Instructions to follow: Copy each line below in which the word "tools" occurs.

▼

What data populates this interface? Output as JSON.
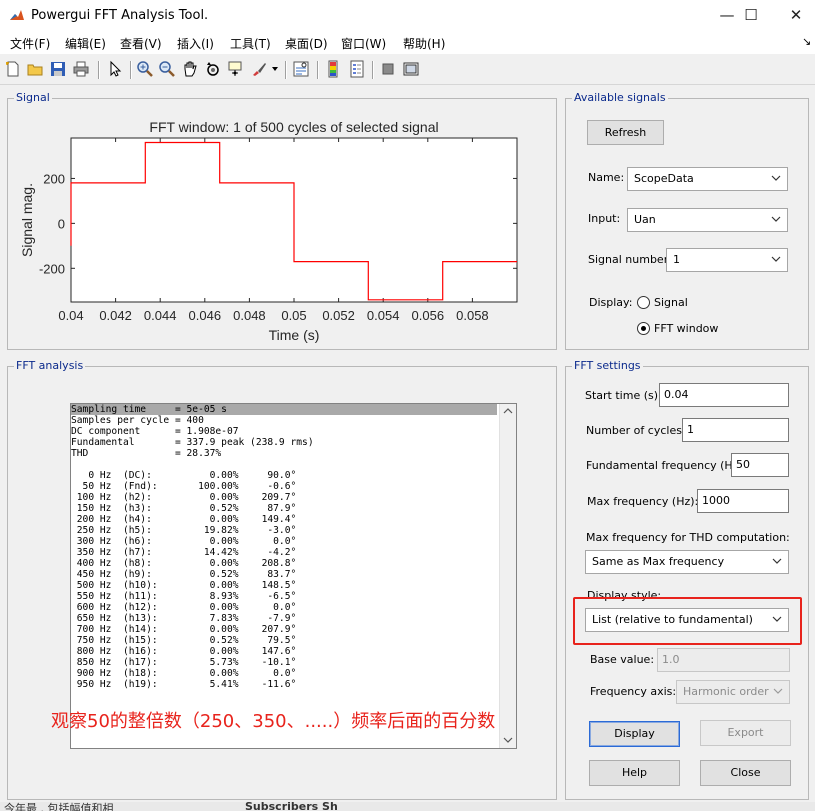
{
  "window": {
    "title": "Powergui FFT Analysis Tool.",
    "minimize": "—",
    "maximize": "☐",
    "close": "✕"
  },
  "menu": [
    "文件(F)",
    "编辑(E)",
    "查看(V)",
    "插入(I)",
    "工具(T)",
    "桌面(D)",
    "窗口(W)",
    "帮助(H)"
  ],
  "menu_overflow": "↘",
  "toolbar": {
    "icons": [
      "new-file-icon",
      "open-folder-icon",
      "save-icon",
      "print-icon",
      "pointer-icon",
      "zoom-in-icon",
      "zoom-out-icon",
      "pan-icon",
      "rotate-icon",
      "data-cursor-icon",
      "brush-icon",
      "link-plot-icon",
      "colorbar-icon",
      "legend-icon",
      "hide-plot-tools-icon",
      "show-plot-tools-icon"
    ]
  },
  "signal_panel": {
    "title": "Signal"
  },
  "chart_data": {
    "type": "line",
    "title": "FFT window: 1 of 500 cycles of selected signal",
    "xlabel": "Time (s)",
    "ylabel": "Signal mag.",
    "xlim": [
      0.04,
      0.06
    ],
    "ylim": [
      -350,
      380
    ],
    "xticks": [
      0.04,
      0.042,
      0.044,
      0.046,
      0.048,
      0.05,
      0.052,
      0.054,
      0.056,
      0.058
    ],
    "xtick_labels": [
      "0.04",
      "0.042",
      "0.044",
      "0.046",
      "0.048",
      "0.05",
      "0.052",
      "0.054",
      "0.056",
      "0.058"
    ],
    "yticks": [
      200,
      0,
      -200
    ],
    "ytick_labels": [
      "200",
      "0",
      "-200"
    ],
    "series": [
      {
        "color": "#ff0000",
        "x": [
          0.04,
          0.04,
          0.04333,
          0.04333,
          0.04667,
          0.04667,
          0.05,
          0.05,
          0.05333,
          0.05333,
          0.05667,
          0.05667,
          0.06
        ],
        "y": [
          -100,
          180,
          180,
          360,
          360,
          180,
          180,
          -170,
          -170,
          -340,
          -340,
          -170,
          -170
        ]
      }
    ]
  },
  "available_signals": {
    "title": "Available signals",
    "refresh": "Refresh",
    "name_label": "Name:",
    "name_value": "ScopeData",
    "input_label": "Input:",
    "input_value": "Uan",
    "signal_number_label": "Signal number:",
    "signal_number_value": "1",
    "display_label": "Display:",
    "display_options": [
      "Signal",
      "FFT window"
    ],
    "display_selected": "FFT window"
  },
  "fft_analysis": {
    "title": "FFT analysis",
    "header_line": "Sampling time     = 5e-05 s",
    "lines": [
      "Samples per cycle = 400",
      "DC component      = 1.908e-07",
      "Fundamental       = 337.9 peak (238.9 rms)",
      "THD               = 28.37%",
      "",
      "   0 Hz  (DC):          0.00%     90.0°",
      "  50 Hz  (Fnd):       100.00%     -0.6°",
      " 100 Hz  (h2):          0.00%    209.7°",
      " 150 Hz  (h3):          0.52%     87.9°",
      " 200 Hz  (h4):          0.00%    149.4°",
      " 250 Hz  (h5):         19.82%     -3.0°",
      " 300 Hz  (h6):          0.00%      0.0°",
      " 350 Hz  (h7):         14.42%     -4.2°",
      " 400 Hz  (h8):          0.00%    208.8°",
      " 450 Hz  (h9):          0.52%     83.7°",
      " 500 Hz  (h10):         0.00%    148.5°",
      " 550 Hz  (h11):         8.93%     -6.5°",
      " 600 Hz  (h12):         0.00%      0.0°",
      " 650 Hz  (h13):         7.83%     -7.9°",
      " 700 Hz  (h14):         0.00%    207.9°",
      " 750 Hz  (h15):         0.52%     79.5°",
      " 800 Hz  (h16):         0.00%    147.6°",
      " 850 Hz  (h17):         5.73%    -10.1°",
      " 900 Hz  (h18):         0.00%      0.0°",
      " 950 Hz  (h19):         5.41%    -11.6°"
    ]
  },
  "fft_settings": {
    "title": "FFT settings",
    "start_time_label": "Start time (s):",
    "start_time_value": "0.04",
    "cycles_label": "Number of cycles:",
    "cycles_value": "1",
    "fund_freq_label": "Fundamental frequency (Hz):",
    "fund_freq_value": "50",
    "max_freq_label": "Max frequency (Hz):",
    "max_freq_value": "1000",
    "thd_label": "Max frequency for THD computation:",
    "thd_value": "Same as Max frequency",
    "display_style_label": "Display style:",
    "display_style_value": "List (relative to fundamental)",
    "base_value_label": "Base value:",
    "base_value_value": "1.0",
    "freq_axis_label": "Frequency axis:",
    "freq_axis_value": "Harmonic order",
    "display_btn": "Display",
    "export_btn": "Export",
    "help_btn": "Help",
    "close_btn": "Close"
  },
  "annotation": {
    "text": "观察50的整倍数（250、350、.....）频率后面的百分数",
    "color": "#e8231c"
  },
  "taskbar": {
    "left_text": "今年最 . 包括幅值和相",
    "mid_text": "Subscribers Sh"
  }
}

▲

Response for this exercise:
      "hide-plot-tools-icon",
      "show-plot-tools-icon"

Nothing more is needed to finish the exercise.